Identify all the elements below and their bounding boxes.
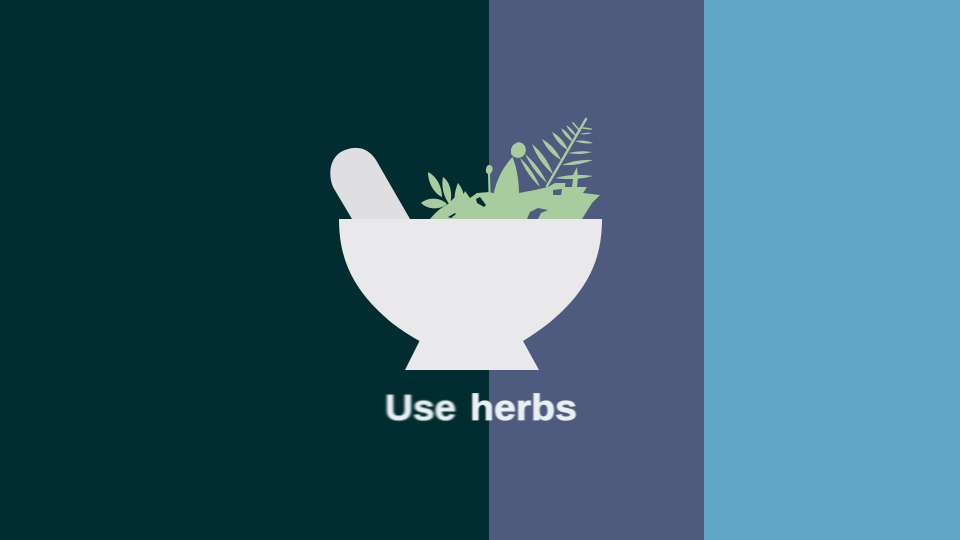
herb: compound leaf upper leaflet (428, 172, 442, 197)
title: Use herbs (385, 387, 577, 428)
herb: round seed head (511, 142, 526, 158)
herb: large pointed leaf (493, 157, 519, 215)
panel: slate blue background column (489, 0, 704, 540)
icon: mortar bowl (339, 219, 602, 370)
herb: fern frond (520, 119, 593, 187)
herb: gaps in foliage on slate (527, 179, 573, 219)
icon: herbs (421, 119, 600, 219)
herb: small bud with stem (486, 165, 493, 193)
word: herbs: herbs (470, 387, 577, 428)
icon: pestle (330, 148, 410, 219)
herb: gaps in foliage on dark (448, 197, 486, 218)
herb: compound leaf lower leaflet (421, 199, 447, 208)
word: Use: Use (385, 387, 456, 428)
panel: light blue background column (704, 0, 960, 540)
panel: dark green background column (0, 0, 489, 540)
herb: compound leaf right leaflet (454, 183, 464, 212)
herb: maple foliage mass (430, 167, 600, 219)
herb: compound leaf middle leaflet (442, 177, 451, 205)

§ **Written task**
Rewrite the data above as a numbered list, one line per entry, with blank lines left out and the picture omitted.

§ **Correct answer**
1. Identify all the elements below and their bounding boxes.
2. herb: compound leaf upper leaflet (428, 172, 442, 197)
3. title: Use herbs (385, 387, 577, 428)
4. herb: round seed head (511, 142, 526, 158)
5. herb: large pointed leaf (493, 157, 519, 215)
6. panel: slate blue background column (489, 0, 704, 540)
7. icon: mortar bowl (339, 219, 602, 370)
8. herb: fern frond (520, 119, 593, 187)
9. herb: gaps in foliage on slate (527, 179, 573, 219)
10. icon: herbs (421, 119, 600, 219)
11. herb: small bud with stem (486, 165, 493, 193)
12. word: herbs: herbs (470, 387, 577, 428)
13. icon: pestle (330, 148, 410, 219)
14. herb: gaps in foliage on dark (448, 197, 486, 218)
15. herb: compound leaf lower leaflet (421, 199, 447, 208)
16. word: Use: Use (385, 387, 456, 428)
17. panel: light blue background column (704, 0, 960, 540)
18. panel: dark green background column (0, 0, 489, 540)
19. herb: compound leaf right leaflet (454, 183, 464, 212)
20. herb: maple foliage mass (430, 167, 600, 219)
21. herb: compound leaf middle leaflet (442, 177, 451, 205)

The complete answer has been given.